# [DIRECTION]
Lines that hold the word "Omega" should be located and copied.

○ ○ ○ ○ ○ ○ ○

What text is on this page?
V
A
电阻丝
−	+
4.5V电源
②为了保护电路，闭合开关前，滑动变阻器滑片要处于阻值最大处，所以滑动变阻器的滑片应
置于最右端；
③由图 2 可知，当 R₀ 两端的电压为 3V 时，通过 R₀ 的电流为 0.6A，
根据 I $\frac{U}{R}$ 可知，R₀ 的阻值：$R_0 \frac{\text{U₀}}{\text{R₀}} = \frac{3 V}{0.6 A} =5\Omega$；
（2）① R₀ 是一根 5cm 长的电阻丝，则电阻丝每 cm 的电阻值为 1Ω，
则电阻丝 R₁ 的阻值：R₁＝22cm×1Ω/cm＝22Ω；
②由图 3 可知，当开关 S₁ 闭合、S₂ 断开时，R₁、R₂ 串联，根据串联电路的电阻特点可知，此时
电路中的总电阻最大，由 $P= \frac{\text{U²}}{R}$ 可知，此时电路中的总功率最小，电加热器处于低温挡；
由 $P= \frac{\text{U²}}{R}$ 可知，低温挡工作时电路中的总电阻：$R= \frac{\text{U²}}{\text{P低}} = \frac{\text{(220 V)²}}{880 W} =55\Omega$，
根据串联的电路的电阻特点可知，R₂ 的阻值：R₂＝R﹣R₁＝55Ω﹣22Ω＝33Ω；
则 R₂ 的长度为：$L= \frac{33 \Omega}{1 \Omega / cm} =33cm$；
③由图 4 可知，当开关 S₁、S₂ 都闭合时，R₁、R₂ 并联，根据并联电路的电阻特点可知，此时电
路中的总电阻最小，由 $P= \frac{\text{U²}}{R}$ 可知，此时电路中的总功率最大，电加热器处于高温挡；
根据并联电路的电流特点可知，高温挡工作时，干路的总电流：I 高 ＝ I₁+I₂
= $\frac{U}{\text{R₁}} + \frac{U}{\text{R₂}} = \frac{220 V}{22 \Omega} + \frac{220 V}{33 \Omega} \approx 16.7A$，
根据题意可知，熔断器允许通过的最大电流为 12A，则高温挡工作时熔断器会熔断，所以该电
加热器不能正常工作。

○ ○ ○ ○ ○ ○ ○

# [SOLVED PROBLEM]
根据 I $\frac{U}{R}$ 可知，R₀ 的阻值：$R_0 \frac{\text{U₀}}{\text{R₀}} = \frac{3 V}{0.6 A} =5\Omega$；
由 $P= \frac{\text{U²}}{R}$ 可知，低温挡工作时电路中的总电阻：$R= \frac{\text{U²}}{\text{P低}} = \frac{\text{(220 V)²}}{880 W} =55\Omega$，
则 R₂ 的长度为：$L= \frac{33 \Omega}{1 \Omega / cm} =33cm$；
= $\frac{U}{\text{R₁}} + \frac{U}{\text{R₂}} = \frac{220 V}{22 \Omega} + \frac{220 V}{33 \Omega} \approx 16.7A$，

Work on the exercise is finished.